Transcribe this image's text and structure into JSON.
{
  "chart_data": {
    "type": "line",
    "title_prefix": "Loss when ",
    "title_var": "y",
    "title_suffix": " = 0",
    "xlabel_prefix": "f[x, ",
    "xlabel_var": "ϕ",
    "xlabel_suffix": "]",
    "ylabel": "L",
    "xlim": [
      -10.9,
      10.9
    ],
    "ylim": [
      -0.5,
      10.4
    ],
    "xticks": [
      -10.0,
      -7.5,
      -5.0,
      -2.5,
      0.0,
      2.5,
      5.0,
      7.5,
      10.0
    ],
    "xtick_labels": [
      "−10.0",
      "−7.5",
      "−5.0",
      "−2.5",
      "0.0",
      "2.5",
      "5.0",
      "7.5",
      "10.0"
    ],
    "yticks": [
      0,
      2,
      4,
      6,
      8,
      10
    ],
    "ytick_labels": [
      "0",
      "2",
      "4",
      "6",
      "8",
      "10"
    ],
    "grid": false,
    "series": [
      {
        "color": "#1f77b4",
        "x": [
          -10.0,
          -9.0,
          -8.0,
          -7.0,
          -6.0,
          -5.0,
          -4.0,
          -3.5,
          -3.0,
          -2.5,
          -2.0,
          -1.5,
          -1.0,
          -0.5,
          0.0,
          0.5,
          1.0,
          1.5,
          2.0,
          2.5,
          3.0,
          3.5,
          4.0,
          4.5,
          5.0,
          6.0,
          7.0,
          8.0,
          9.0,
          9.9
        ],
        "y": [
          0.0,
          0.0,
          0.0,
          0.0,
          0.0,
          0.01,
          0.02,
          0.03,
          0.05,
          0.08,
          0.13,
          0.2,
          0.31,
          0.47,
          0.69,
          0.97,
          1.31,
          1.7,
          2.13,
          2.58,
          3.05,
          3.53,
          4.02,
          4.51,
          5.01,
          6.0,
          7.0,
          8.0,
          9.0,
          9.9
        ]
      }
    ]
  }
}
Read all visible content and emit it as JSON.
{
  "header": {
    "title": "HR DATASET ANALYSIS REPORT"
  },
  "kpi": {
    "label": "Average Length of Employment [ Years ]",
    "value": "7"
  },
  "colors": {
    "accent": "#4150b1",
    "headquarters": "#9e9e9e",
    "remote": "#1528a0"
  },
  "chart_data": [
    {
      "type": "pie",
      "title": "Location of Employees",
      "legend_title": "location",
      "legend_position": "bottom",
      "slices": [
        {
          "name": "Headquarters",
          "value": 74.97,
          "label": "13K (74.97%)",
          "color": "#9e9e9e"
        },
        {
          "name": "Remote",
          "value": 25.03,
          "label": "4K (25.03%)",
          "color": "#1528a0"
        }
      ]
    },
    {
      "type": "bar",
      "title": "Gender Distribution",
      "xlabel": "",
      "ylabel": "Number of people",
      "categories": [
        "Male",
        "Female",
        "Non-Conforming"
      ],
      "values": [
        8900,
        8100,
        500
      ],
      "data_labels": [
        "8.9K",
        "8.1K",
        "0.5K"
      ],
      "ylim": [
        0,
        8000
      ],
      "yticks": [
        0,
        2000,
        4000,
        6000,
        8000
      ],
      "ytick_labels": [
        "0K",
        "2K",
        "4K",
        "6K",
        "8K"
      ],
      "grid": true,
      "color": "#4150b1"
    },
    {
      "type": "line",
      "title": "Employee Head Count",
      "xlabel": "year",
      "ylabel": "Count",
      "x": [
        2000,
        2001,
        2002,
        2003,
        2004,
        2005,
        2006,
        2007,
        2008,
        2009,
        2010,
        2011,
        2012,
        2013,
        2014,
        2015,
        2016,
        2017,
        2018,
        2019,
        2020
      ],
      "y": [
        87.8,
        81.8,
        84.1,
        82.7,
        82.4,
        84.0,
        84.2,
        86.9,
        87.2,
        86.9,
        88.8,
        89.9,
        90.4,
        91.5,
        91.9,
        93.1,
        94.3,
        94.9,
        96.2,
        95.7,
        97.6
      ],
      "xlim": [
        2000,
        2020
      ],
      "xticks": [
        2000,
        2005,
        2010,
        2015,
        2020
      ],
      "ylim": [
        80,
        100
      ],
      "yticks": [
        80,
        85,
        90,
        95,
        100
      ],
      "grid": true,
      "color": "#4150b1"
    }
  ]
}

__Stated goal__
Determine the count of lines in the data above with the string "ylabel" in them, and give that count alone.

__Output below__
3